:: Problem details ::
Return each line from the material below that contains the string "with". Treat uppercase and lowercase letters as different.
■ ■ ■ ■ ■
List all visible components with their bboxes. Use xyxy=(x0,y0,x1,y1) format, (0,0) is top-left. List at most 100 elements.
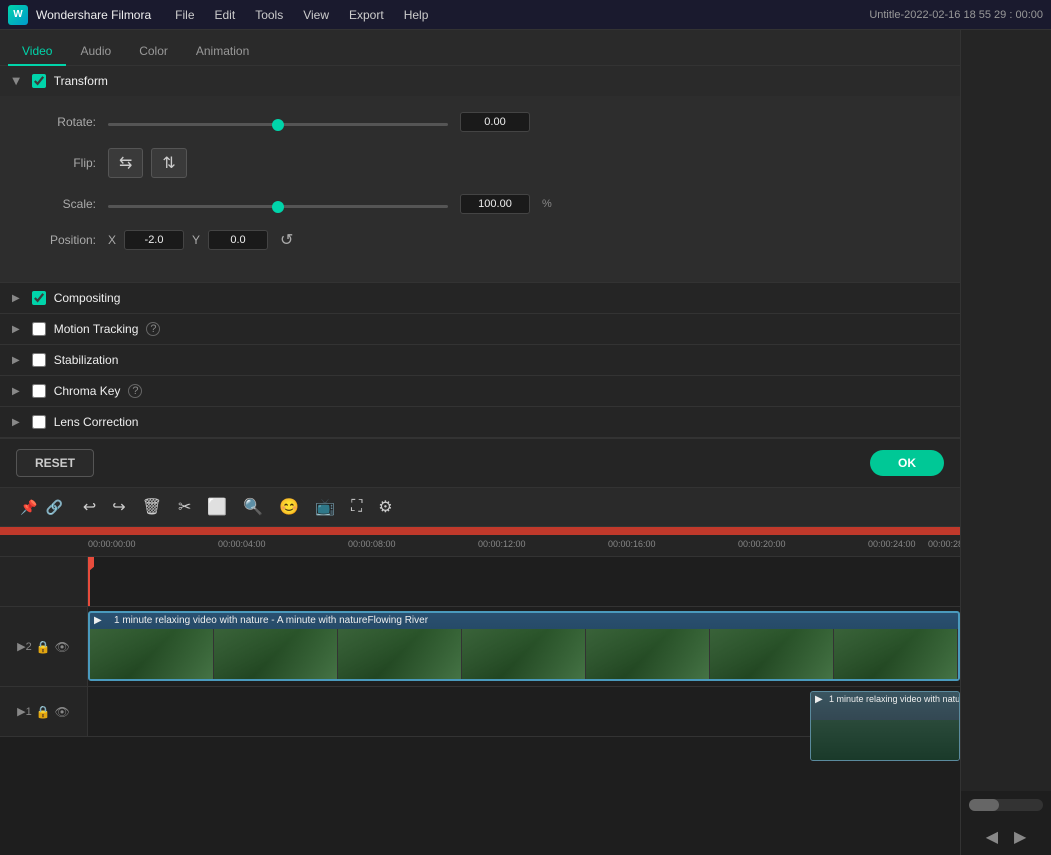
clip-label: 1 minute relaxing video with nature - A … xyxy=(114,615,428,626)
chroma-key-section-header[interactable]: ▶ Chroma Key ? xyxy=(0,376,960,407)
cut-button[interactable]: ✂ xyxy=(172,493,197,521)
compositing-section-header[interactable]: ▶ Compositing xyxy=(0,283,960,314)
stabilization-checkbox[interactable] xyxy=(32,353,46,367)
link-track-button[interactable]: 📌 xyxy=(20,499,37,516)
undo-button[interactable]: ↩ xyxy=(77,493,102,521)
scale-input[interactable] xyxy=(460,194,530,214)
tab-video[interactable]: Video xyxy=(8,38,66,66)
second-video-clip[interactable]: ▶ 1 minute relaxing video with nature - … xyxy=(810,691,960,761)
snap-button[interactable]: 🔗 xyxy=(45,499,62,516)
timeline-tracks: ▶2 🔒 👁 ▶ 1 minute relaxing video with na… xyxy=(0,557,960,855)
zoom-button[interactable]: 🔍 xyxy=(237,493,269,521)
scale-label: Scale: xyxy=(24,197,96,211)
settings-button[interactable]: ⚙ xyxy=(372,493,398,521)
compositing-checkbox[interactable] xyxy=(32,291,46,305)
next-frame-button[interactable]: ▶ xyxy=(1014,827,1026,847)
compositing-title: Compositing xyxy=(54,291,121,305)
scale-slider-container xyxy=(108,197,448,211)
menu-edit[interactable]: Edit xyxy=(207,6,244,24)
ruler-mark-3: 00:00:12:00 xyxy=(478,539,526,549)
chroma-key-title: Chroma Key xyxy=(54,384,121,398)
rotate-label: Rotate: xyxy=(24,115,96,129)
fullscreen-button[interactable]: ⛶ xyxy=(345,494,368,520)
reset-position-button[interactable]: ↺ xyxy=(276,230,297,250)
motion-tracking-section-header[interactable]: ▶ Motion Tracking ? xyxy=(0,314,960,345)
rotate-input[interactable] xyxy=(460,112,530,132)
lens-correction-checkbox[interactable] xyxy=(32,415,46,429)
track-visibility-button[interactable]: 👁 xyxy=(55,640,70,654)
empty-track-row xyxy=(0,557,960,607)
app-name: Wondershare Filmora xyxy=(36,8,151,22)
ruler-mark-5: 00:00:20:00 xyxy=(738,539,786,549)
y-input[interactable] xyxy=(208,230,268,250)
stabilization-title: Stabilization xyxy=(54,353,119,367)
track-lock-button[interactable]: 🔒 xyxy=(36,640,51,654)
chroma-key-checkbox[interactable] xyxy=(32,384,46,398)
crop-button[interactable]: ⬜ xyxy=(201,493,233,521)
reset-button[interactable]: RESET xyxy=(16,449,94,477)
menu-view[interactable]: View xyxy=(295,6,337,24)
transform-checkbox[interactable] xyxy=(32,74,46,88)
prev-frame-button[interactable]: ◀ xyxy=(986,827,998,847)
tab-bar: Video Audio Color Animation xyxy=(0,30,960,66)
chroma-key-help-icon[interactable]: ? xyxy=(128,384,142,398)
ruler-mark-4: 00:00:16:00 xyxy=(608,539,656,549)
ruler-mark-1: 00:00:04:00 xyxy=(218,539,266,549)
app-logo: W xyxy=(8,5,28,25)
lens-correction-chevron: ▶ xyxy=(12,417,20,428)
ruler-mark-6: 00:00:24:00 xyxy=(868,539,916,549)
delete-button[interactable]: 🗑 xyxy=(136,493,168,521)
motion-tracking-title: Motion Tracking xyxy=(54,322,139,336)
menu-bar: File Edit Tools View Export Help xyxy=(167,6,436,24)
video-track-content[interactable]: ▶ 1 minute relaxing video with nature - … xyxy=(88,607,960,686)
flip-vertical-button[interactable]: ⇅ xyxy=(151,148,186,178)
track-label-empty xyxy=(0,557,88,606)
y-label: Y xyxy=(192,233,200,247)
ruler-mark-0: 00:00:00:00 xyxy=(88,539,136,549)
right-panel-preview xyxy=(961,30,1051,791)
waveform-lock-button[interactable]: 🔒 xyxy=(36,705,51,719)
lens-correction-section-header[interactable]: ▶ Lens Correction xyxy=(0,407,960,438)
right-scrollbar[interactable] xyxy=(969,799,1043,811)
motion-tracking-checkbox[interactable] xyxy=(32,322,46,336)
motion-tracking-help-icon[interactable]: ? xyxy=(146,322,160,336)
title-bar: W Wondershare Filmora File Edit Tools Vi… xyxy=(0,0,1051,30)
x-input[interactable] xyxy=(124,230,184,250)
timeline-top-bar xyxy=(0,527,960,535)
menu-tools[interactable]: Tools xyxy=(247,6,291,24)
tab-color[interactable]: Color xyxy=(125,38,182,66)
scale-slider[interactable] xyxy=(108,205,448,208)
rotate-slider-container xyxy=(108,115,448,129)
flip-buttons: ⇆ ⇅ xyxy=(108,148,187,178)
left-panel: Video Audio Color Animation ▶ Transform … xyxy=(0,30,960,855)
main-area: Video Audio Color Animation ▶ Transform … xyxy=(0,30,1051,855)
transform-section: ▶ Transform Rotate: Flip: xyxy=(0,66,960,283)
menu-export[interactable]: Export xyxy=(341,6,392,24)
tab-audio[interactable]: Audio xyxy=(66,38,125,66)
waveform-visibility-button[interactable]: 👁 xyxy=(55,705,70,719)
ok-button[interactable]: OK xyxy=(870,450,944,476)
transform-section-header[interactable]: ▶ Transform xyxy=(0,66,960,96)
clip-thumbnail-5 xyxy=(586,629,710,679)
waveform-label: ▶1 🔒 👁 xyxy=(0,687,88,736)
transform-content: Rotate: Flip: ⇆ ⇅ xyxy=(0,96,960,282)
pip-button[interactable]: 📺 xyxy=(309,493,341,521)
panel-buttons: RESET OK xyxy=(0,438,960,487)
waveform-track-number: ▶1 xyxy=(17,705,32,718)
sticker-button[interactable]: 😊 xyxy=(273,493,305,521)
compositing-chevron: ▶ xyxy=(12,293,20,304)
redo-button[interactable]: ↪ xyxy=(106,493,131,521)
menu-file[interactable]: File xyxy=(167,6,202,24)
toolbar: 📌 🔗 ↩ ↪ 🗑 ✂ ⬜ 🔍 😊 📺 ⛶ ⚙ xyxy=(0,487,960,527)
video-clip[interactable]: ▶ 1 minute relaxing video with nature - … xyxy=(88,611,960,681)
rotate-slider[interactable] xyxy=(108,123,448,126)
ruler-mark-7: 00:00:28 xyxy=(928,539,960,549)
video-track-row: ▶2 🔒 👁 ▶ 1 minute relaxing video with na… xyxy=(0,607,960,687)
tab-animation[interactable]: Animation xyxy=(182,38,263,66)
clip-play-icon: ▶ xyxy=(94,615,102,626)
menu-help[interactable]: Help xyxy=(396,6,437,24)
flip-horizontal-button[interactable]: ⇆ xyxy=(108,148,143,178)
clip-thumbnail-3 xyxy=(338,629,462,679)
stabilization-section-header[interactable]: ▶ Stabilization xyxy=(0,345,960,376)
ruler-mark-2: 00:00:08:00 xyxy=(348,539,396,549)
■ ■ ■ ■ ■
:: Exercise output ::
List all visible components with their bboxes. Use xyxy=(x0,y0,x1,y1) format, (0,0) is top-left. List at most 100 elements.
clip-label: 1 minute relaxing video with nature - A … xyxy=(114,615,428,626)
second-video-clip[interactable]: ▶ 1 minute relaxing video with nature - … xyxy=(810,691,960,761)
timeline-tracks: ▶2 🔒 👁 ▶ 1 minute relaxing video with na… xyxy=(0,557,960,855)
video-track-content[interactable]: ▶ 1 minute relaxing video with nature - … xyxy=(88,607,960,686)
video-clip[interactable]: ▶ 1 minute relaxing video with nature - … xyxy=(88,611,960,681)
video-track-row: ▶2 🔒 👁 ▶ 1 minute relaxing video with na… xyxy=(0,607,960,687)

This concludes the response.